PROMPT:
Keep the pictures out and restate every record exactly.

DATA EXTRACT:
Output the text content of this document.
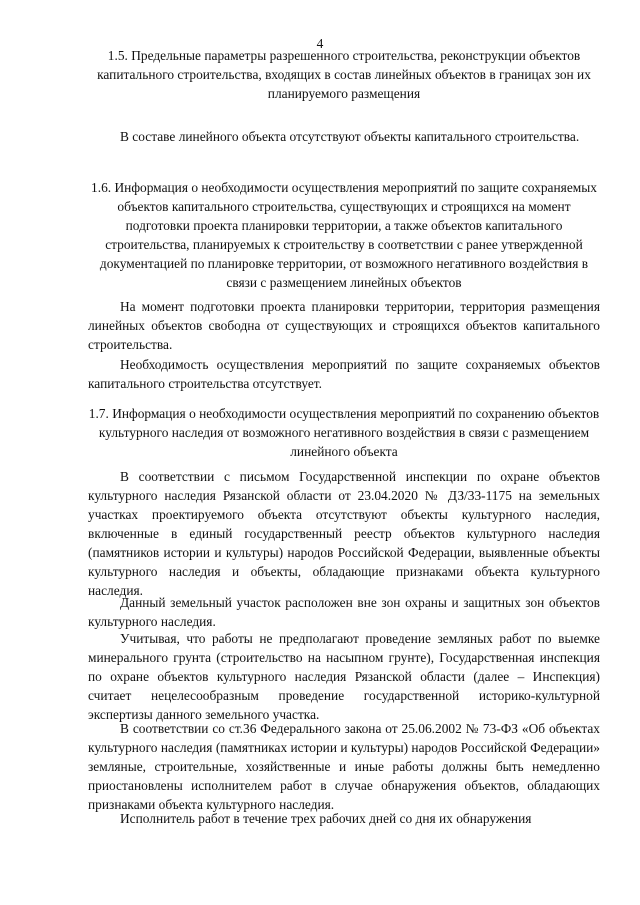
4
1.5. Предельные параметры разрешенного строительства, реконструкции объектов капитального строительства, входящих в состав линейных объектов в границах зон их планируемого размещения
В составе линейного объекта отсутствуют объекты капитального строительства.
1.6. Информация о необходимости осуществления мероприятий по защите сохраняемых объектов капитального строительства, существующих и строящихся на момент подготовки проекта планировки территории, а также объектов капитального строительства, планируемых к строительству в соответствии с ранее утвержденной документацией по планировке территории, от возможного негативного воздействия в связи с размещением линейных объектов
На момент подготовки проекта планировки территории, территория размещения линейных объектов свободна от существующих и строящихся объектов капитального строительства.
Необходимость осуществления мероприятий по защите сохраняемых объектов капитального строительства отсутствует.
1.7. Информация о необходимости осуществления мероприятий по сохранению объектов культурного наследия от возможного негативного воздействия в связи с размещением линейного объекта
В соответствии с письмом Государственной инспекции по охране объектов культурного наследия Рязанской области от 23.04.2020 № ДЗ/33-1175 на земельных участках проектируемого объекта отсутствуют объекты культурного наследия, включенные в единый государственный реестр объектов культурного наследия (памятников истории и культуры) народов Российской Федерации, выявленные объекты культурного наследия и объекты, обладающие признаками объекта культурного наследия.
Данный земельный участок расположен вне зон охраны и защитных зон объектов культурного наследия.
Учитывая, что работы не предполагают проведение земляных работ по выемке минерального грунта (строительство на насыпном грунте), Государственная инспекция по охране объектов культурного наследия Рязанской области (далее – Инспекция) считает нецелесообразным проведение государственной историко-культурной экспертизы данного земельного участка.
В соответствии со ст.36 Федерального закона от 25.06.2002 № 73-ФЗ «Об объектах культурного наследия (памятниках истории и культуры) народов Российской Федерации» земляные, строительные, хозяйственные и иные работы должны быть немедленно приостановлены исполнителем работ в случае обнаружения объектов, обладающих признаками объекта культурного наследия.
Исполнитель работ в течение трех рабочих дней со дня их обнаружения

CORRECT ANSWER:
Output the text content of this document.
4
1.5. Предельные параметры разрешенного строительства, реконструкции объектов капитального строительства, входящих в состав линейных объектов в границах зон их планируемого размещения
В составе линейного объекта отсутствуют объекты капитального строительства.
1.6. Информация о необходимости осуществления мероприятий по защите сохраняемых объектов капитального строительства, существующих и строящихся на момент подготовки проекта планировки территории, а также объектов капитального строительства, планируемых к строительству в соответствии с ранее утвержденной документацией по планировке территории, от возможного негативного воздействия в связи с размещением линейных объектов
На момент подготовки проекта планировки территории, территория размещения линейных объектов свободна от существующих и строящихся объектов капитального строительства.
Необходимость осуществления мероприятий по защите сохраняемых объектов капитального строительства отсутствует.
1.7. Информация о необходимости осуществления мероприятий по сохранению объектов культурного наследия от возможного негативного воздействия в связи с размещением линейного объекта
В соответствии с письмом Государственной инспекции по охране объектов культурного наследия Рязанской области от 23.04.2020 № ДЗ/33-1175 на земельных участках проектируемого объекта отсутствуют объекты культурного наследия, включенные в единый государственный реестр объектов культурного наследия (памятников истории и культуры) народов Российской Федерации, выявленные объекты культурного наследия и объекты, обладающие признаками объекта культурного наследия.
Данный земельный участок расположен вне зон охраны и защитных зон объектов культурного наследия.
Учитывая, что работы не предполагают проведение земляных работ по выемке минерального грунта (строительство на насыпном грунте), Государственная инспекция по охране объектов культурного наследия Рязанской области (далее – Инспекция) считает нецелесообразным проведение государственной историко-культурной экспертизы данного земельного участка.
В соответствии со ст.36 Федерального закона от 25.06.2002 № 73-ФЗ «Об объектах культурного наследия (памятниках истории и культуры) народов Российской Федерации» земляные, строительные, хозяйственные и иные работы должны быть немедленно приостановлены исполнителем работ в случае обнаружения объектов, обладающих признаками объекта культурного наследия.
Исполнитель работ в течение трех рабочих дней со дня их обнаружения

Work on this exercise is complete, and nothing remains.